Dataset rows about figures:
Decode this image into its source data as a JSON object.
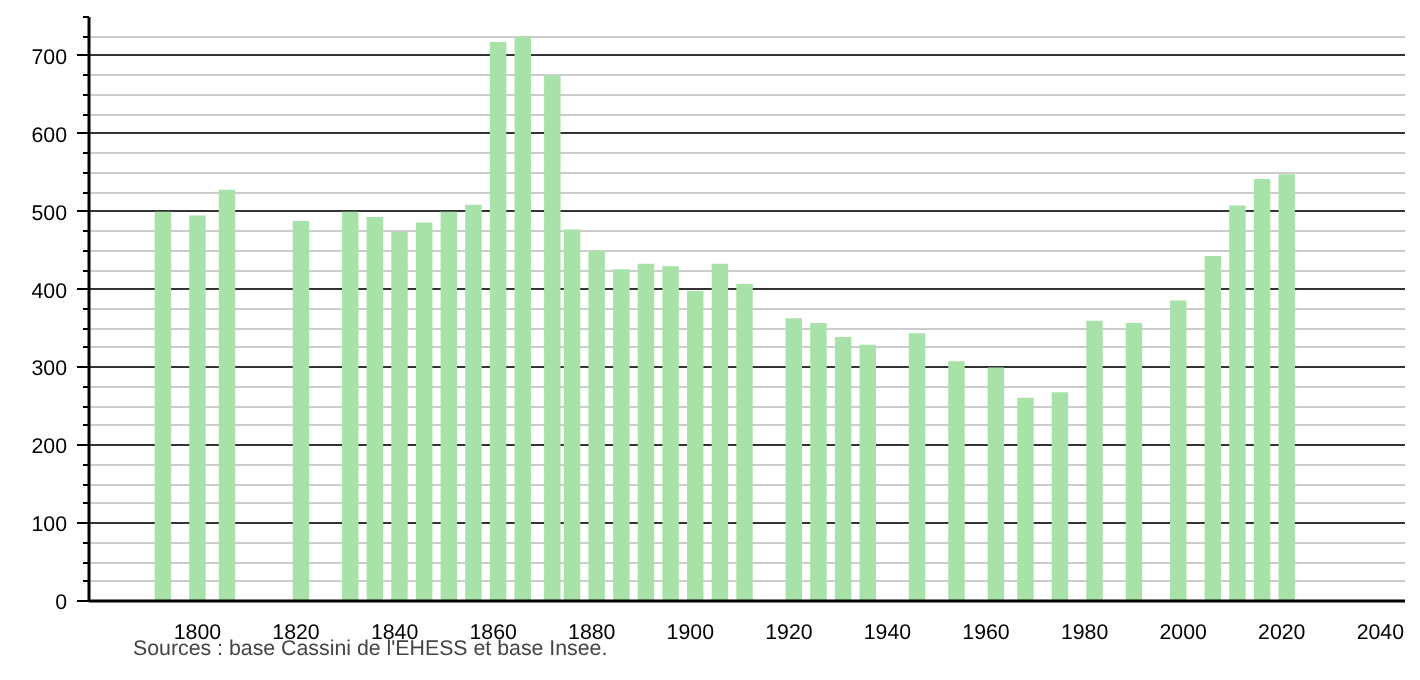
{
  "chart_data": {
    "type": "bar",
    "color": "#a8e2a8",
    "x": [
      1793,
      1800,
      1806,
      1821,
      1831,
      1836,
      1841,
      1846,
      1851,
      1856,
      1861,
      1866,
      1872,
      1876,
      1881,
      1886,
      1891,
      1896,
      1901,
      1906,
      1911,
      1921,
      1926,
      1931,
      1936,
      1946,
      1954,
      1962,
      1968,
      1975,
      1982,
      1990,
      1999,
      2006,
      2011,
      2016,
      2021
    ],
    "values": [
      500,
      495,
      528,
      488,
      500,
      493,
      474,
      486,
      500,
      509,
      718,
      725,
      675,
      477,
      450,
      426,
      433,
      430,
      398,
      433,
      407,
      363,
      357,
      339,
      329,
      344,
      308,
      300,
      261,
      268,
      360,
      357,
      386,
      443,
      508,
      542,
      548
    ],
    "xlim": [
      1778,
      2045
    ],
    "ylim": [
      0,
      750
    ],
    "xticks": [
      1800,
      1820,
      1840,
      1860,
      1880,
      1900,
      1920,
      1940,
      1960,
      1980,
      2000,
      2020,
      2040
    ],
    "yticks": [
      0,
      100,
      200,
      300,
      400,
      500,
      600,
      700
    ],
    "grid": "y",
    "annotations": [
      "Sources : base Cassini de l'EHESS et base Insee."
    ]
  }
}
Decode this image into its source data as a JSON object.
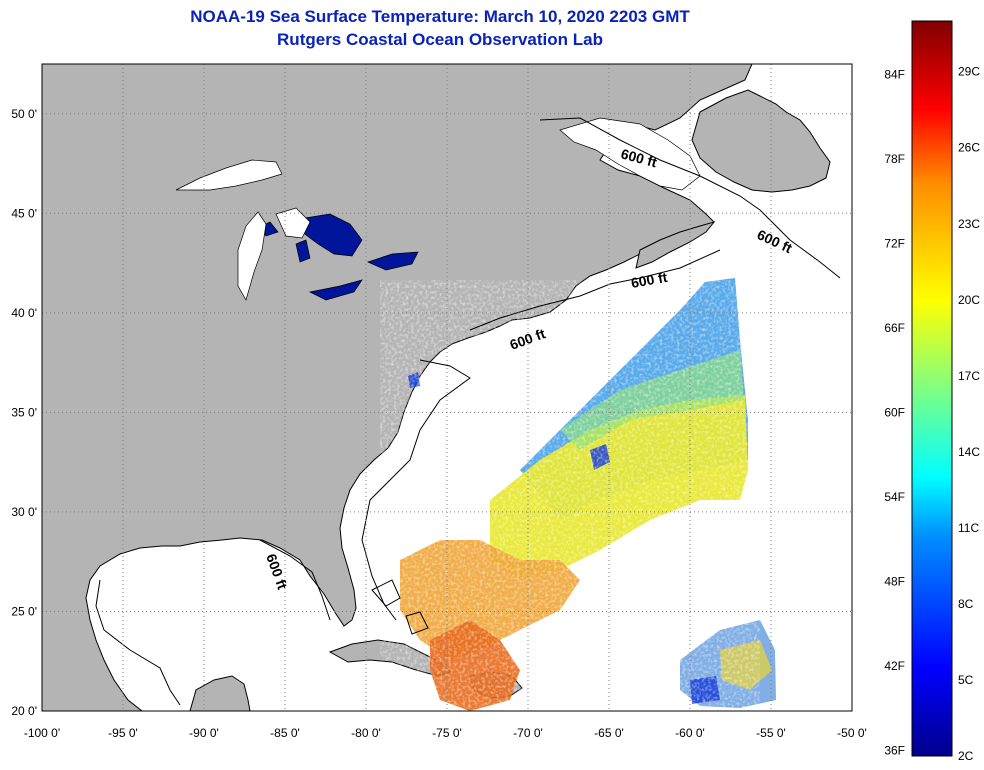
{
  "title": {
    "line1": "NOAA-19 Sea Surface Temperature:  March 10, 2020 2203 GMT",
    "line2": "Rutgers Coastal Ocean Observation Lab"
  },
  "map": {
    "lon_range": [
      -100,
      -50
    ],
    "lat_range": [
      20,
      52.5
    ],
    "lon_ticks": [
      "-100 0'",
      "-95 0'",
      "-90 0'",
      "-85 0'",
      "-80 0'",
      "-75 0'",
      "-70 0'",
      "-65 0'",
      "-60 0'",
      "-55 0'",
      "-50 0'"
    ],
    "lat_ticks": [
      "20 0'",
      "25 0'",
      "30 0'",
      "35 0'",
      "40 0'",
      "45 0'",
      "50 0'"
    ],
    "isobath_label": "600 ft",
    "colors": {
      "land": "#b4b4b4",
      "ocean_no_data": "#ffffff",
      "grid": "#808080",
      "coast": "#000000"
    }
  },
  "colorbar": {
    "fahrenheit_labels": [
      "84F",
      "78F",
      "72F",
      "66F",
      "60F",
      "54F",
      "48F",
      "42F",
      "36F"
    ],
    "celsius_labels": [
      "29C",
      "26C",
      "23C",
      "20C",
      "17C",
      "14C",
      "11C",
      "8C",
      "5C",
      "2C"
    ],
    "min_celsius": 2,
    "max_celsius": 31
  }
}
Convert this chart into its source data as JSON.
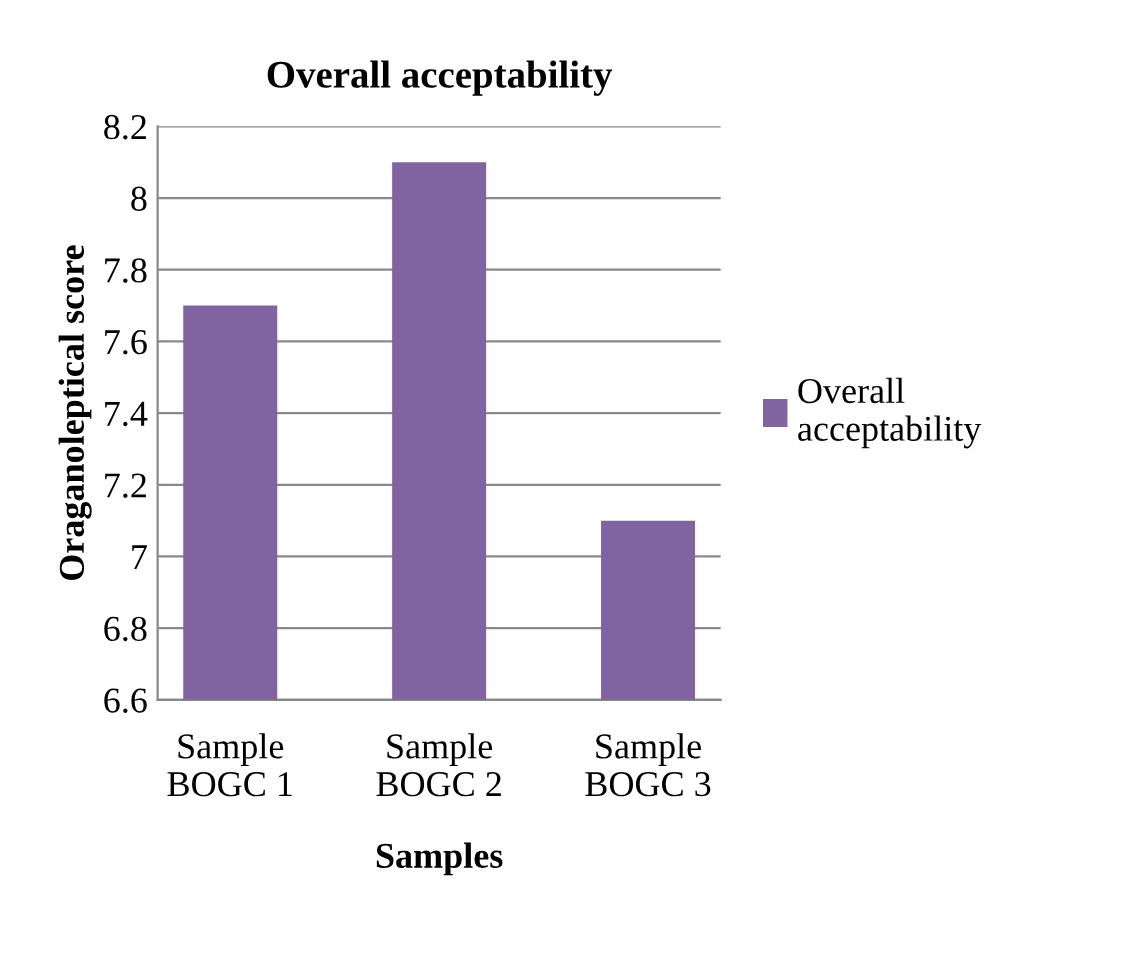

*What is required*.
The entries above should be reproduced exactly, without their pictures.

*Answer*.
Decode this image into its source data as a JSON object.
{
  "chart_data": {
    "type": "bar",
    "color": "#a8e2a8",
    "x": [
      1793,
      1800,
      1806,
      1821,
      1831,
      1836,
      1841,
      1846,
      1851,
      1856,
      1861,
      1866,
      1872,
      1876,
      1881,
      1886,
      1891,
      1896,
      1901,
      1906,
      1911,
      1921,
      1926,
      1931,
      1936,
      1946,
      1954,
      1962,
      1968,
      1975,
      1982,
      1990,
      1999,
      2006,
      2011,
      2016,
      2021
    ],
    "values": [
      500,
      495,
      528,
      488,
      500,
      493,
      474,
      486,
      500,
      509,
      718,
      725,
      675,
      477,
      450,
      426,
      433,
      430,
      398,
      433,
      407,
      363,
      357,
      339,
      329,
      344,
      308,
      300,
      261,
      268,
      360,
      357,
      386,
      443,
      508,
      542,
      548
    ],
    "xlim": [
      1778,
      2045
    ],
    "ylim": [
      0,
      750
    ],
    "xticks": [
      1800,
      1820,
      1840,
      1860,
      1880,
      1900,
      1920,
      1940,
      1960,
      1980,
      2000,
      2020,
      2040
    ],
    "yticks": [
      0,
      100,
      200,
      300,
      400,
      500,
      600,
      700
    ],
    "grid": "y",
    "annotations": [
      "Sources : base Cassini de l'EHESS et base Insee."
    ]
  }
}
Decode this image into its source data as a JSON object.
{
  "title": {
    "line1": "NOAA-19 Sea Surface Temperature:  March 10, 2020 2203 GMT",
    "line2": "Rutgers Coastal Ocean Observation Lab"
  },
  "map": {
    "lon_range": [
      -100,
      -50
    ],
    "lat_range": [
      20,
      52.5
    ],
    "lon_ticks": [
      "-100 0'",
      "-95 0'",
      "-90 0'",
      "-85 0'",
      "-80 0'",
      "-75 0'",
      "-70 0'",
      "-65 0'",
      "-60 0'",
      "-55 0'",
      "-50 0'"
    ],
    "lat_ticks": [
      "20 0'",
      "25 0'",
      "30 0'",
      "35 0'",
      "40 0'",
      "45 0'",
      "50 0'"
    ],
    "isobath_label": "600 ft",
    "colors": {
      "land": "#b4b4b4",
      "ocean_no_data": "#ffffff",
      "grid": "#808080",
      "coast": "#000000"
    }
  },
  "colorbar": {
    "fahrenheit_labels": [
      "84F",
      "78F",
      "72F",
      "66F",
      "60F",
      "54F",
      "48F",
      "42F",
      "36F"
    ],
    "celsius_labels": [
      "29C",
      "26C",
      "23C",
      "20C",
      "17C",
      "14C",
      "11C",
      "8C",
      "5C",
      "2C"
    ],
    "min_celsius": 2,
    "max_celsius": 31
  }
}
Convert this chart into its source data as JSON.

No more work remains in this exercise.